Data extracted from a collection:
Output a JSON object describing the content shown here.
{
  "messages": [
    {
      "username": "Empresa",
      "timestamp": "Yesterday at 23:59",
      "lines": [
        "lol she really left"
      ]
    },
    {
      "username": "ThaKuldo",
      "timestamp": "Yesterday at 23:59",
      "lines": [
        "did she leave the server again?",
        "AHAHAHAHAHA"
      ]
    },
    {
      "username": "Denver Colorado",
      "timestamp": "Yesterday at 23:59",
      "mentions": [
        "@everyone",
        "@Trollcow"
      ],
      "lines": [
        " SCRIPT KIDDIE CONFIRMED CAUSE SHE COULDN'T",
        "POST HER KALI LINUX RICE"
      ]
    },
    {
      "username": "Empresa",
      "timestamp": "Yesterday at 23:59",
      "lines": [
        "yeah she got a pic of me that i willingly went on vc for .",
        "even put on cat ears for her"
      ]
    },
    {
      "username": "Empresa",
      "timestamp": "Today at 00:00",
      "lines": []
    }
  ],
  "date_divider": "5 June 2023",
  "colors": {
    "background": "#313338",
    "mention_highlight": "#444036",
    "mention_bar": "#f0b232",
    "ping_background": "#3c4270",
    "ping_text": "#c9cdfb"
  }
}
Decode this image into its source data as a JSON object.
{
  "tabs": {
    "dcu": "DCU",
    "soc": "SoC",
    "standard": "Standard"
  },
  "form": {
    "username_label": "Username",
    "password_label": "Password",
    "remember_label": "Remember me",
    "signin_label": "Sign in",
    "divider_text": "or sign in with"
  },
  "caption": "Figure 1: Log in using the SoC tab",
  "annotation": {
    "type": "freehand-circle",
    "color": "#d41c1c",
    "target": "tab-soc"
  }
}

* **TASK REQUIREMENTS**:
Which lines above hold the word "object"? Copy each of them.

* **ANSWER BELOW**:
Output a JSON object describing the content shown here.
Decode this image into its source data as a JSON object.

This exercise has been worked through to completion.